§ **DONNÉES FOURNIES**:
========
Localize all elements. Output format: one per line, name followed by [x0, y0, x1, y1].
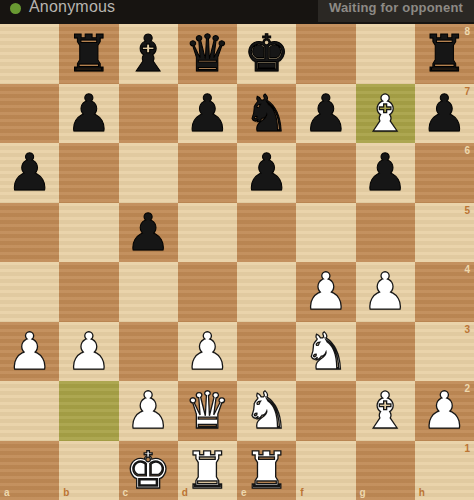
square-g1[interactable]: g [356, 441, 415, 500]
piece-white-king[interactable]: ♚ [119, 441, 178, 500]
piece-black-queen[interactable]: ♛ [178, 24, 237, 84]
chess-app: Anonymous Waiting for opponent ♜♝♛♚♜8♟♟♞… [0, 0, 474, 500]
square-d6[interactable] [178, 143, 237, 203]
square-g8[interactable] [356, 24, 415, 84]
square-a6[interactable]: ♟ [0, 143, 59, 203]
square-d5[interactable] [178, 203, 237, 263]
square-c8[interactable]: ♝ [119, 24, 178, 84]
square-c3[interactable] [119, 322, 178, 382]
piece-black-pawn[interactable]: ♟ [119, 203, 178, 263]
square-g3[interactable] [356, 322, 415, 382]
square-a7[interactable] [0, 84, 59, 144]
square-h8[interactable]: ♜8 [415, 24, 474, 84]
square-c5[interactable]: ♟ [119, 203, 178, 263]
status-banner: Waiting for opponent [318, 0, 474, 22]
coord-file-a: a [4, 487, 10, 498]
piece-white-pawn[interactable]: ♟ [178, 322, 237, 382]
square-a5[interactable] [0, 203, 59, 263]
square-b7[interactable]: ♟ [59, 84, 118, 144]
square-g4[interactable]: ♟ [356, 262, 415, 322]
square-h6[interactable]: 6 [415, 143, 474, 203]
coord-rank-6: 6 [464, 145, 470, 156]
square-c2[interactable]: ♟ [119, 381, 178, 441]
chess-board[interactable]: ♜♝♛♚♜8♟♟♞♟♝♟7♟♟♟6♟5♟♟4♟♟♟♞3♟♛♞♝♟2ab♚c♜d♜… [0, 24, 474, 500]
square-c1[interactable]: ♚c [119, 441, 178, 500]
square-g2[interactable]: ♝ [356, 381, 415, 441]
square-h2[interactable]: ♟2 [415, 381, 474, 441]
coord-rank-5: 5 [464, 205, 470, 216]
coord-file-f: f [300, 487, 303, 498]
square-h5[interactable]: 5 [415, 203, 474, 263]
square-h4[interactable]: 4 [415, 262, 474, 322]
square-a2[interactable] [0, 381, 59, 441]
piece-black-pawn[interactable]: ♟ [237, 143, 296, 203]
status-text: Waiting for opponent [329, 0, 463, 15]
square-e2[interactable]: ♞ [237, 381, 296, 441]
square-g7[interactable]: ♝ [356, 84, 415, 144]
square-e3[interactable] [237, 322, 296, 382]
piece-white-bishop[interactable]: ♝ [356, 84, 415, 144]
square-d8[interactable]: ♛ [178, 24, 237, 84]
square-b1[interactable]: b [59, 441, 118, 500]
square-e8[interactable]: ♚ [237, 24, 296, 84]
square-b8[interactable]: ♜ [59, 24, 118, 84]
coord-file-g: g [360, 487, 366, 498]
coord-rank-3: 3 [464, 324, 470, 335]
piece-black-pawn[interactable]: ♟ [296, 84, 355, 144]
square-d4[interactable] [178, 262, 237, 322]
square-f3[interactable]: ♞ [296, 322, 355, 382]
piece-white-pawn[interactable]: ♟ [0, 322, 59, 382]
coord-rank-4: 4 [464, 264, 470, 275]
square-a4[interactable] [0, 262, 59, 322]
piece-white-pawn[interactable]: ♟ [296, 262, 355, 322]
square-f8[interactable] [296, 24, 355, 84]
piece-black-knight[interactable]: ♞ [237, 84, 296, 144]
piece-black-pawn[interactable]: ♟ [415, 84, 474, 144]
square-f4[interactable]: ♟ [296, 262, 355, 322]
square-c7[interactable] [119, 84, 178, 144]
square-e4[interactable] [237, 262, 296, 322]
square-f7[interactable]: ♟ [296, 84, 355, 144]
square-g6[interactable]: ♟ [356, 143, 415, 203]
square-e5[interactable] [237, 203, 296, 263]
piece-white-knight[interactable]: ♞ [296, 322, 355, 382]
piece-white-bishop[interactable]: ♝ [356, 381, 415, 441]
square-g5[interactable] [356, 203, 415, 263]
coord-file-h: h [419, 487, 425, 498]
square-h1[interactable]: h1 [415, 441, 474, 500]
piece-black-rook[interactable]: ♜ [415, 24, 474, 84]
square-c4[interactable] [119, 262, 178, 322]
piece-black-bishop[interactable]: ♝ [119, 24, 178, 84]
online-status-icon [10, 3, 21, 14]
piece-black-pawn[interactable]: ♟ [59, 84, 118, 144]
square-f1[interactable]: f [296, 441, 355, 500]
square-e1[interactable]: ♜e [237, 441, 296, 500]
square-d2[interactable]: ♛ [178, 381, 237, 441]
square-b3[interactable]: ♟ [59, 322, 118, 382]
piece-white-pawn[interactable]: ♟ [415, 381, 474, 441]
square-f2[interactable] [296, 381, 355, 441]
piece-black-rook[interactable]: ♜ [59, 24, 118, 84]
coord-file-b: b [63, 487, 69, 498]
piece-white-pawn[interactable]: ♟ [356, 262, 415, 322]
piece-black-pawn[interactable]: ♟ [0, 143, 59, 203]
piece-black-king[interactable]: ♚ [237, 24, 296, 84]
game-header: Anonymous Waiting for opponent [0, 0, 474, 24]
square-d7[interactable]: ♟ [178, 84, 237, 144]
piece-white-knight[interactable]: ♞ [237, 381, 296, 441]
square-b4[interactable] [59, 262, 118, 322]
square-a3[interactable]: ♟ [0, 322, 59, 382]
square-h7[interactable]: ♟7 [415, 84, 474, 144]
piece-white-rook[interactable]: ♜ [178, 441, 237, 500]
square-d1[interactable]: ♜d [178, 441, 237, 500]
square-b6[interactable] [59, 143, 118, 203]
square-e7[interactable]: ♞ [237, 84, 296, 144]
piece-white-pawn[interactable]: ♟ [119, 381, 178, 441]
square-f5[interactable] [296, 203, 355, 263]
square-c6[interactable] [119, 143, 178, 203]
square-f6[interactable] [296, 143, 355, 203]
player-name: Anonymous [29, 0, 115, 16]
square-a1[interactable]: a [0, 441, 59, 500]
coord-rank-1: 1 [464, 443, 470, 454]
piece-white-queen[interactable]: ♛ [178, 381, 237, 441]
square-h3[interactable]: 3 [415, 322, 474, 382]
piece-black-pawn[interactable]: ♟ [178, 84, 237, 144]
player-info: Anonymous [10, 0, 115, 19]
square-a8[interactable] [0, 24, 59, 84]
square-e6[interactable]: ♟ [237, 143, 296, 203]
piece-white-pawn[interactable]: ♟ [59, 322, 118, 382]
square-b2[interactable] [59, 381, 118, 441]
piece-white-rook[interactable]: ♜ [237, 441, 296, 500]
square-b5[interactable] [59, 203, 118, 263]
piece-black-pawn[interactable]: ♟ [356, 143, 415, 203]
square-d3[interactable]: ♟ [178, 322, 237, 382]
========
§ **CONSIGNES**:
Recopiez à l'identique toutes les lignes des enregistrements ci-dessus, en omettant les images.

§ **RÉPONSE RÉDIGÉE**:
Localize all elements. Output format: one per line, name followed by [x0, y0, x1, y1].
square-g1[interactable]: g [356, 441, 415, 500]
piece-white-king[interactable]: ♚ [119, 441, 178, 500]
piece-black-queen[interactable]: ♛ [178, 24, 237, 84]
chess-app: Anonymous Waiting for opponent ♜♝♛♚♜8♟♟♞… [0, 0, 474, 500]
square-d6[interactable] [178, 143, 237, 203]
square-g8[interactable] [356, 24, 415, 84]
square-a6[interactable]: ♟ [0, 143, 59, 203]
square-d5[interactable] [178, 203, 237, 263]
square-c8[interactable]: ♝ [119, 24, 178, 84]
square-c3[interactable] [119, 322, 178, 382]
piece-black-pawn[interactable]: ♟ [119, 203, 178, 263]
square-g3[interactable] [356, 322, 415, 382]
square-a7[interactable] [0, 84, 59, 144]
square-h8[interactable]: ♜8 [415, 24, 474, 84]
square-c5[interactable]: ♟ [119, 203, 178, 263]
status-banner: Waiting for opponent [318, 0, 474, 22]
coord-file-a: a [4, 487, 10, 498]
piece-white-pawn[interactable]: ♟ [178, 322, 237, 382]
square-a5[interactable] [0, 203, 59, 263]
square-b7[interactable]: ♟ [59, 84, 118, 144]
square-g4[interactable]: ♟ [356, 262, 415, 322]
square-h6[interactable]: 6 [415, 143, 474, 203]
coord-rank-6: 6 [464, 145, 470, 156]
square-c2[interactable]: ♟ [119, 381, 178, 441]
chess-board[interactable]: ♜♝♛♚♜8♟♟♞♟♝♟7♟♟♟6♟5♟♟4♟♟♟♞3♟♛♞♝♟2ab♚c♜d♜… [0, 24, 474, 500]
square-c1[interactable]: ♚c [119, 441, 178, 500]
square-g2[interactable]: ♝ [356, 381, 415, 441]
square-h2[interactable]: ♟2 [415, 381, 474, 441]
coord-rank-5: 5 [464, 205, 470, 216]
coord-file-f: f [300, 487, 303, 498]
square-h5[interactable]: 5 [415, 203, 474, 263]
square-h4[interactable]: 4 [415, 262, 474, 322]
square-a2[interactable] [0, 381, 59, 441]
piece-black-pawn[interactable]: ♟ [237, 143, 296, 203]
status-text: Waiting for opponent [329, 0, 463, 15]
square-e2[interactable]: ♞ [237, 381, 296, 441]
square-g7[interactable]: ♝ [356, 84, 415, 144]
square-e3[interactable] [237, 322, 296, 382]
piece-white-bishop[interactable]: ♝ [356, 84, 415, 144]
square-d8[interactable]: ♛ [178, 24, 237, 84]
square-b1[interactable]: b [59, 441, 118, 500]
square-e8[interactable]: ♚ [237, 24, 296, 84]
square-b8[interactable]: ♜ [59, 24, 118, 84]
coord-file-g: g [360, 487, 366, 498]
coord-rank-3: 3 [464, 324, 470, 335]
piece-black-pawn[interactable]: ♟ [296, 84, 355, 144]
square-d4[interactable] [178, 262, 237, 322]
square-f3[interactable]: ♞ [296, 322, 355, 382]
piece-white-pawn[interactable]: ♟ [0, 322, 59, 382]
coord-rank-4: 4 [464, 264, 470, 275]
square-a4[interactable] [0, 262, 59, 322]
piece-white-pawn[interactable]: ♟ [296, 262, 355, 322]
square-f8[interactable] [296, 24, 355, 84]
piece-black-knight[interactable]: ♞ [237, 84, 296, 144]
piece-black-pawn[interactable]: ♟ [415, 84, 474, 144]
square-f4[interactable]: ♟ [296, 262, 355, 322]
square-c7[interactable] [119, 84, 178, 144]
square-e4[interactable] [237, 262, 296, 322]
square-f7[interactable]: ♟ [296, 84, 355, 144]
square-g6[interactable]: ♟ [356, 143, 415, 203]
square-e5[interactable] [237, 203, 296, 263]
piece-white-knight[interactable]: ♞ [296, 322, 355, 382]
piece-white-bishop[interactable]: ♝ [356, 381, 415, 441]
square-g5[interactable] [356, 203, 415, 263]
coord-file-h: h [419, 487, 425, 498]
square-h1[interactable]: h1 [415, 441, 474, 500]
piece-black-rook[interactable]: ♜ [415, 24, 474, 84]
square-c4[interactable] [119, 262, 178, 322]
piece-black-bishop[interactable]: ♝ [119, 24, 178, 84]
online-status-icon [10, 3, 21, 14]
piece-black-pawn[interactable]: ♟ [59, 84, 118, 144]
square-f1[interactable]: f [296, 441, 355, 500]
square-e1[interactable]: ♜e [237, 441, 296, 500]
square-d2[interactable]: ♛ [178, 381, 237, 441]
square-b3[interactable]: ♟ [59, 322, 118, 382]
piece-white-pawn[interactable]: ♟ [415, 381, 474, 441]
square-f2[interactable] [296, 381, 355, 441]
piece-black-rook[interactable]: ♜ [59, 24, 118, 84]
coord-file-b: b [63, 487, 69, 498]
piece-white-pawn[interactable]: ♟ [356, 262, 415, 322]
piece-black-pawn[interactable]: ♟ [0, 143, 59, 203]
piece-black-king[interactable]: ♚ [237, 24, 296, 84]
game-header: Anonymous Waiting for opponent [0, 0, 474, 24]
square-d7[interactable]: ♟ [178, 84, 237, 144]
piece-white-knight[interactable]: ♞ [237, 381, 296, 441]
square-b4[interactable] [59, 262, 118, 322]
square-a3[interactable]: ♟ [0, 322, 59, 382]
square-h7[interactable]: ♟7 [415, 84, 474, 144]
piece-white-rook[interactable]: ♜ [178, 441, 237, 500]
square-d1[interactable]: ♜d [178, 441, 237, 500]
square-b6[interactable] [59, 143, 118, 203]
square-e7[interactable]: ♞ [237, 84, 296, 144]
piece-white-pawn[interactable]: ♟ [119, 381, 178, 441]
square-f5[interactable] [296, 203, 355, 263]
square-c6[interactable] [119, 143, 178, 203]
square-f6[interactable] [296, 143, 355, 203]
player-name: Anonymous [29, 0, 115, 16]
square-a1[interactable]: a [0, 441, 59, 500]
coord-rank-1: 1 [464, 443, 470, 454]
piece-white-queen[interactable]: ♛ [178, 381, 237, 441]
square-h3[interactable]: 3 [415, 322, 474, 382]
piece-black-pawn[interactable]: ♟ [178, 84, 237, 144]
player-info: Anonymous [10, 0, 115, 19]
square-a8[interactable] [0, 24, 59, 84]
square-e6[interactable]: ♟ [237, 143, 296, 203]
piece-white-pawn[interactable]: ♟ [59, 322, 118, 382]
square-b2[interactable] [59, 381, 118, 441]
piece-white-rook[interactable]: ♜ [237, 441, 296, 500]
square-b5[interactable] [59, 203, 118, 263]
piece-black-pawn[interactable]: ♟ [356, 143, 415, 203]
square-d3[interactable]: ♟ [178, 322, 237, 382]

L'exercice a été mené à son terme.